Texto mostrado:
-=-=-=-=-

Mupne despacha el filo más intratable de Electroshock.
Bajista en la formación punk Azmereír (donde su desempeño fue
prometedor), Mark Reátegui colabora con el corte más largo, “Música Para Niños
Especiales”. Es éste un conglomerado algo frankensteiniano de diversidad de
estilos. Por espacio de más de 7 minutos y medio, Mupne testea diferentes
códigos de un solo round. “Música...” empieza en fase proto synth, para luego utilizar
beats de hip hop sobre los cuales juguetea la circularidad del artcore. El
género de Goldie y Roni Size desaparece prontamente, pero no el pastoso pulso hiphopero.
Traspasados los cuatro minutos, Reátegui samplea una risa histérica, a la que intercala la cadencia característica del reggae -golpe de batería en el tercer tempo de
cada compás. No puedo decir que me agradara del todo Mupne como acto (menos me convenció
el canal que coló en Electroshock: Compilatorio Oficial, “Cornolio For
Bonholio”), pero no le puedo mezquinar su ingenio y su natural inclinación a pulverizar
prejuicios.

-=-=-=-=-

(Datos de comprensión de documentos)
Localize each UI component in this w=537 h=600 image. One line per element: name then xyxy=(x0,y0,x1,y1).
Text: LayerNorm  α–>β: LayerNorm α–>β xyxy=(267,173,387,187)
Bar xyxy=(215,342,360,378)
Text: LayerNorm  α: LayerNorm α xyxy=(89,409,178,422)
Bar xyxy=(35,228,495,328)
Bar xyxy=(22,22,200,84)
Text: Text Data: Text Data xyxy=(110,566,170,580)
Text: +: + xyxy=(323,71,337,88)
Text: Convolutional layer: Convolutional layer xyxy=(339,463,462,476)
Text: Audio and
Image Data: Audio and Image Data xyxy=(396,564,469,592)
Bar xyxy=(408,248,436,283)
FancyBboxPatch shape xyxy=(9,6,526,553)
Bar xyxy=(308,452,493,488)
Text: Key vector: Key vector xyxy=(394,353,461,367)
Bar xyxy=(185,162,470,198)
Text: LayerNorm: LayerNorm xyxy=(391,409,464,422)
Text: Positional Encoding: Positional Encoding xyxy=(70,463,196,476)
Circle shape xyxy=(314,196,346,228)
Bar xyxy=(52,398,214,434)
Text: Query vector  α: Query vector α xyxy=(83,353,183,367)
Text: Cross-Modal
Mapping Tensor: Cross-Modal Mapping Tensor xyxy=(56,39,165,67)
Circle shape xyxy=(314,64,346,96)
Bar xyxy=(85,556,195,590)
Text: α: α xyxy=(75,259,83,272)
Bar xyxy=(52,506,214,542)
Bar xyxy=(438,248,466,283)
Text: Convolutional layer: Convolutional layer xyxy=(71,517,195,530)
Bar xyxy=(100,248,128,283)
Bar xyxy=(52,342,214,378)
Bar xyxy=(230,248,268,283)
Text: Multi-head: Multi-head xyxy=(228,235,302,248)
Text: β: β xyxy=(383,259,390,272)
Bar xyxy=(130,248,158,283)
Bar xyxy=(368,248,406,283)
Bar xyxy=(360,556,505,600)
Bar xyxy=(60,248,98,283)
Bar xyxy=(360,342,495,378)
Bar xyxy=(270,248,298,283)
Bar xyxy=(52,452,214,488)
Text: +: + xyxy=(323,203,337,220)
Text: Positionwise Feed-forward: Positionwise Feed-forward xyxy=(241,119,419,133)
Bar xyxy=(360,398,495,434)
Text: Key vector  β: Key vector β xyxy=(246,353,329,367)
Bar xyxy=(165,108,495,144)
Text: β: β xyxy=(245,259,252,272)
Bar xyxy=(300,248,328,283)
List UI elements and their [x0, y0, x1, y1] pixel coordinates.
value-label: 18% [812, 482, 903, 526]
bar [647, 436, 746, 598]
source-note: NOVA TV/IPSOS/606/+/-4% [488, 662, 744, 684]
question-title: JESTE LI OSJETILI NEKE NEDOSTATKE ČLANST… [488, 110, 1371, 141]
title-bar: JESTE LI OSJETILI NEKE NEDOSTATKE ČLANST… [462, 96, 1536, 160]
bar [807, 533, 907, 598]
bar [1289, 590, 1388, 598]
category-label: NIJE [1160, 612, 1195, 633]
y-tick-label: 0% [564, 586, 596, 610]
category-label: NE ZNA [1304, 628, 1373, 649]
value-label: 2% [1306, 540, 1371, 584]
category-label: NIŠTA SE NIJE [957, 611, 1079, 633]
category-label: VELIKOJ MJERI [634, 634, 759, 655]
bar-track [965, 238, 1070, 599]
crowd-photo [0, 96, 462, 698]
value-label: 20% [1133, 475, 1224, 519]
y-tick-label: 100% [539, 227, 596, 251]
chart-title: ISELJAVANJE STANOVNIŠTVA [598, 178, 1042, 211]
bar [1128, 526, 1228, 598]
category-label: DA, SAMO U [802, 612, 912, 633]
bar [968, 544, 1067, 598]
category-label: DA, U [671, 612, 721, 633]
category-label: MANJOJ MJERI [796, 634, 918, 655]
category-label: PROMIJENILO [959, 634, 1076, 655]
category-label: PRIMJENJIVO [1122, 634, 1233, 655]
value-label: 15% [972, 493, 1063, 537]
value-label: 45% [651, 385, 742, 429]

-=-=-=-=-

Preguntas:
**a)** Según el texto sobre Mupne, ¿por qué «Música Para Niños Especiales» es un conglomerado algo frankensteiniano? Responde en una a tres oraciones.
**b)** Prosigue el texto sobre Mupne a partir de su última oración.

Respuestas del ejercicio:
**a)** Porque durante más de siete minutos y medio la pieza combina estilos muy distintos. Empieza en fase proto synth y luego usa beats de hip hop sobre los que juguetea la circularidad del artcore. Pasados los cuatro minutos, intercala una risa histérica sampleada con la cadencia característica del reggae.

**b)**
Finalmente, Insumisión repite aquí dos de los
tracks más logrados de Maquinaciones, “Legalicen” y “Retrógrado”. Una vez
alabada la sampladelia del primero -ABBA/Erasure, la insípida Alanis Morissette,
un cajón afroperuano- y la metamorfosis industrial que ambos comportan, de contundencia
sin límite de caducidad, no queda mucho más para decir que lo que ya se ha
dicho antes en muchas tribunas.
ESTUDIOS SIN TRABAJOS
Bytes atrás, decía que la valía de este Electroshock
tiene que juzgarse desde dos puntos de vista. El segundo, el más evidente, es
el arqueológico.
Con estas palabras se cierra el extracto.